● Given task
Could you set down every line of the material below word for word, leaving the pictures out?

● Data supplied
● ● ● ●

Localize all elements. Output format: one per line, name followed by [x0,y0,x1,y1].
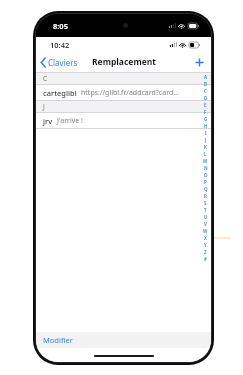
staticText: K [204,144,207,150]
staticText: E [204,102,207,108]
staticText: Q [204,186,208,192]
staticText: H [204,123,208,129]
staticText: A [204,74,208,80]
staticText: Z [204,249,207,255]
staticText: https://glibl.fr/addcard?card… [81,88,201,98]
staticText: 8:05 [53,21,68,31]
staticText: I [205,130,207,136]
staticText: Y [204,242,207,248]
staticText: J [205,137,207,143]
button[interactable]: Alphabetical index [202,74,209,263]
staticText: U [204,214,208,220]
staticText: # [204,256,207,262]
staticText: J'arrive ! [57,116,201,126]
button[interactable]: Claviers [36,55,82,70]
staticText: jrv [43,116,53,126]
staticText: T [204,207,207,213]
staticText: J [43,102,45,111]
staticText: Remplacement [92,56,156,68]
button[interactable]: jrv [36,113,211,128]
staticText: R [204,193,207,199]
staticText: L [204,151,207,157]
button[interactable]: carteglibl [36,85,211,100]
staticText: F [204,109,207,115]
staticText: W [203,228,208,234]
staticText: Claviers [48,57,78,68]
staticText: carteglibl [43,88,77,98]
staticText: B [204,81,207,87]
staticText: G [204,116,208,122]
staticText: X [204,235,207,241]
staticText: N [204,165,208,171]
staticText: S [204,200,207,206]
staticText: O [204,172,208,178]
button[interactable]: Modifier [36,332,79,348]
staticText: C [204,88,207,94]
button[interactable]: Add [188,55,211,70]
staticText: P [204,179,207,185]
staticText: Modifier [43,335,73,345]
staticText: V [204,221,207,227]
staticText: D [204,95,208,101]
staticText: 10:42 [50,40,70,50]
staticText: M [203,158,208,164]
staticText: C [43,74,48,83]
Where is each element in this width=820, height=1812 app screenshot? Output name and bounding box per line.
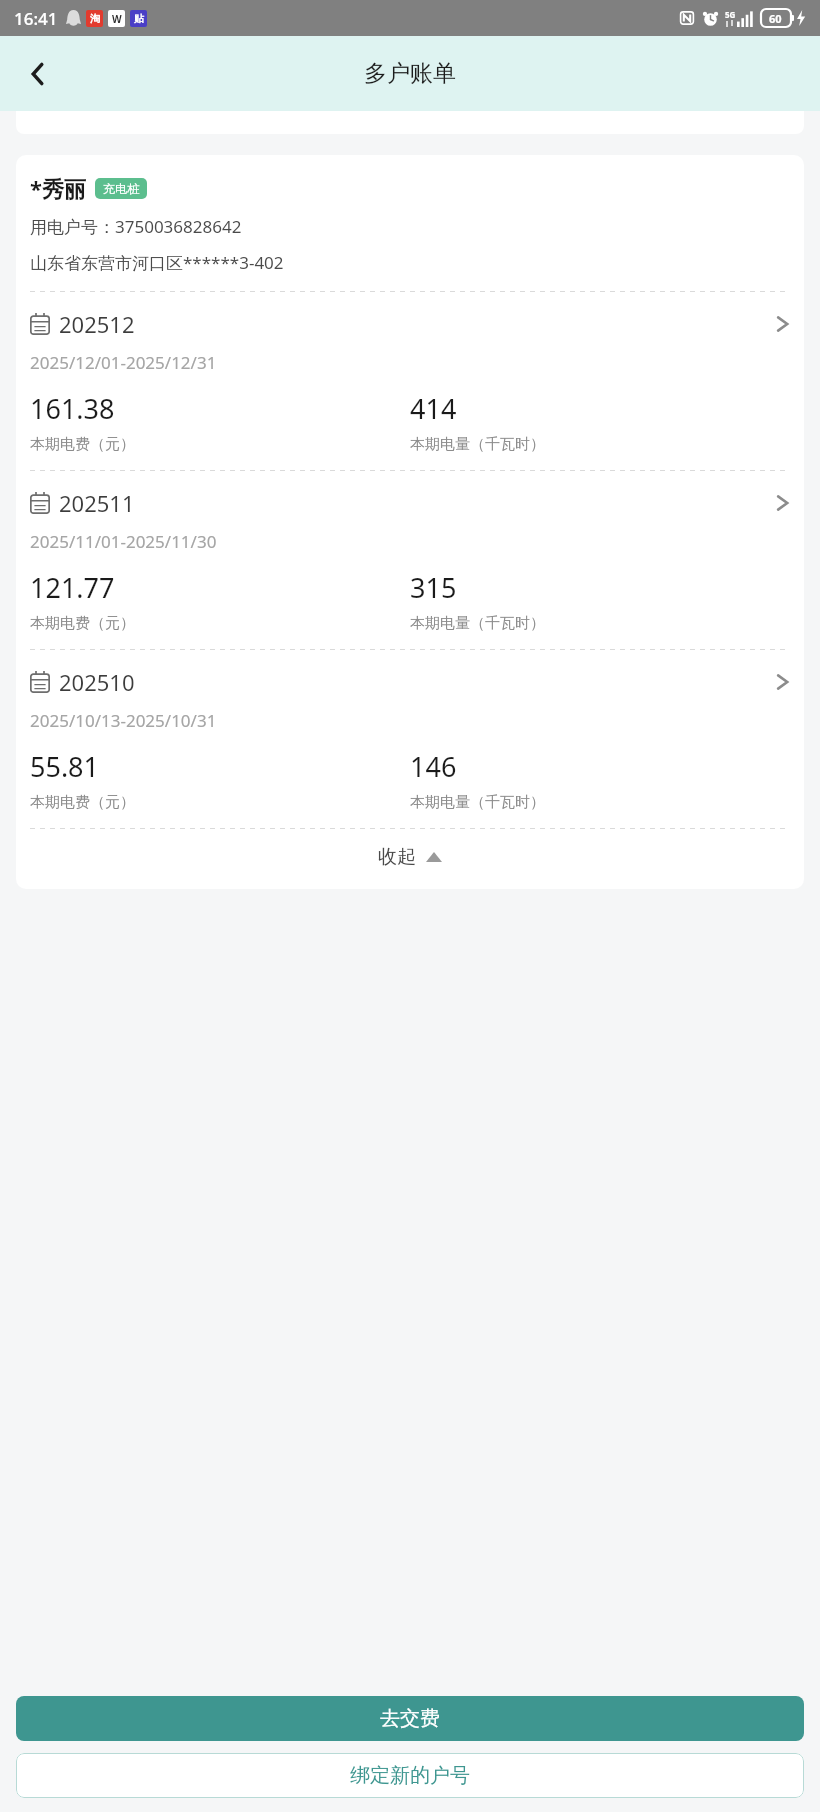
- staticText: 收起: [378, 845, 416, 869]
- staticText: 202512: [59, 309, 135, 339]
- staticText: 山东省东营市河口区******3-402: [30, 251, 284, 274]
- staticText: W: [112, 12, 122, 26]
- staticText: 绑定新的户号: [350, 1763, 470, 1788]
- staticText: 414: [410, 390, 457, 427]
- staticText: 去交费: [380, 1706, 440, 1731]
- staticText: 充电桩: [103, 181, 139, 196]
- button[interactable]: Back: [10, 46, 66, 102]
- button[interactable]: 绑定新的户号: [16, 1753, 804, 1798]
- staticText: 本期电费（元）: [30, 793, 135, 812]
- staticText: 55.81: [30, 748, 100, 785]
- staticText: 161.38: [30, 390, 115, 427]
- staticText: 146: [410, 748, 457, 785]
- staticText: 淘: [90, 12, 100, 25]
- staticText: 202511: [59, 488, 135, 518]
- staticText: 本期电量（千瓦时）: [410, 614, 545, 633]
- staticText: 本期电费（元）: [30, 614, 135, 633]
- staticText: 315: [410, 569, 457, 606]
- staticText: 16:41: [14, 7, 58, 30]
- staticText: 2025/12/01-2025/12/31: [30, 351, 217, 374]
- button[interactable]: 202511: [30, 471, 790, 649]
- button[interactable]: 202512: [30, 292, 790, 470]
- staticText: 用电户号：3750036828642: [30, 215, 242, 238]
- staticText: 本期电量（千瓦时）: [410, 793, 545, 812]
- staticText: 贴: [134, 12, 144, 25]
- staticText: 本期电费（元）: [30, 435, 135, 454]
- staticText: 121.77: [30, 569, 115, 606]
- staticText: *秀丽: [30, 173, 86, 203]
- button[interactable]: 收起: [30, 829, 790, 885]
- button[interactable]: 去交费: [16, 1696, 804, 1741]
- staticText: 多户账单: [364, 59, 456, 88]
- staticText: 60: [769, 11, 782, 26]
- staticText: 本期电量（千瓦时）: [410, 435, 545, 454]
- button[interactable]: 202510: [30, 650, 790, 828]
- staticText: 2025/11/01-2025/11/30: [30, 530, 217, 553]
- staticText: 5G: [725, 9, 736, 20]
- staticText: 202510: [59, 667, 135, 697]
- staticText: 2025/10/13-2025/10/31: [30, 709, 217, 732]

● ● ● ●

● Response to this exercise
Localize all elements. Output format: one per line, name followed by [x0,y0,x1,y1].
staticText: K [204,144,207,150]
staticText: E [204,102,207,108]
staticText: Q [204,186,208,192]
staticText: H [204,123,208,129]
staticText: A [204,74,208,80]
staticText: Z [204,249,207,255]
staticText: https://glibl.fr/addcard?card… [81,88,201,98]
staticText: 8:05 [53,21,68,31]
staticText: I [205,130,207,136]
staticText: Y [204,242,207,248]
staticText: J [205,137,207,143]
button[interactable]: Alphabetical index [202,74,209,263]
staticText: U [204,214,208,220]
staticText: # [204,256,207,262]
staticText: J'arrive ! [57,116,201,126]
button[interactable]: Claviers [36,55,82,70]
staticText: jrv [43,116,53,126]
staticText: T [204,207,207,213]
staticText: J [43,102,45,111]
staticText: Remplacement [92,56,156,68]
button[interactable]: jrv [36,113,211,128]
staticText: R [204,193,207,199]
staticText: L [204,151,207,157]
button[interactable]: carteglibl [36,85,211,100]
staticText: F [204,109,207,115]
staticText: W [203,228,208,234]
staticText: Claviers [48,57,78,68]
staticText: carteglibl [43,88,77,98]
staticText: B [204,81,207,87]
staticText: G [204,116,208,122]
staticText: X [204,235,207,241]
staticText: N [204,165,208,171]
staticText: S [204,200,207,206]
staticText: O [204,172,208,178]
button[interactable]: Modifier [36,332,79,348]
staticText: C [204,88,207,94]
button[interactable]: Add [188,55,211,70]
staticText: P [204,179,207,185]
staticText: Modifier [43,335,73,345]
staticText: V [204,221,207,227]
staticText: D [204,95,208,101]
staticText: 10:42 [50,40,70,50]
staticText: M [203,158,208,164]
staticText: C [43,74,48,83]
Where is each element in this width=820, height=1812 app screenshot? Output name and bounding box per line.
- staticText: 收起: [378, 845, 416, 869]
- staticText: 202512: [59, 309, 135, 339]
- staticText: 山东省东营市河口区******3-402: [30, 251, 284, 274]
- staticText: W: [112, 12, 122, 26]
- staticText: 绑定新的户号: [350, 1763, 470, 1788]
- staticText: 414: [410, 390, 457, 427]
- staticText: 去交费: [380, 1706, 440, 1731]
- staticText: 充电桩: [103, 181, 139, 196]
- button[interactable]: Back: [10, 46, 66, 102]
- button[interactable]: 绑定新的户号: [16, 1753, 804, 1798]
- staticText: 本期电费（元）: [30, 793, 135, 812]
- staticText: 55.81: [30, 748, 100, 785]
- staticText: 161.38: [30, 390, 115, 427]
- staticText: 146: [410, 748, 457, 785]
- staticText: 淘: [90, 12, 100, 25]
- staticText: 202511: [59, 488, 135, 518]
- staticText: 本期电量（千瓦时）: [410, 614, 545, 633]
- staticText: 本期电费（元）: [30, 614, 135, 633]
- staticText: 315: [410, 569, 457, 606]
- staticText: 16:41: [14, 7, 58, 30]
- staticText: 2025/12/01-2025/12/31: [30, 351, 217, 374]
- button[interactable]: 202511: [30, 471, 790, 649]
- button[interactable]: 202512: [30, 292, 790, 470]
- staticText: 用电户号：3750036828642: [30, 215, 242, 238]
- staticText: 本期电量（千瓦时）: [410, 793, 545, 812]
- staticText: 贴: [134, 12, 144, 25]
- staticText: 本期电费（元）: [30, 435, 135, 454]
- staticText: 121.77: [30, 569, 115, 606]
- staticText: *秀丽: [30, 173, 86, 203]
- button[interactable]: 收起: [30, 829, 790, 885]
- button[interactable]: 去交费: [16, 1696, 804, 1741]
- staticText: 多户账单: [364, 59, 456, 88]
- staticText: 60: [769, 11, 782, 26]
- staticText: 本期电量（千瓦时）: [410, 435, 545, 454]
- button[interactable]: 202510: [30, 650, 790, 828]
- staticText: 2025/11/01-2025/11/30: [30, 530, 217, 553]
- staticText: 5G: [725, 9, 736, 20]
- staticText: 202510: [59, 667, 135, 697]
- staticText: 2025/10/13-2025/10/31: [30, 709, 217, 732]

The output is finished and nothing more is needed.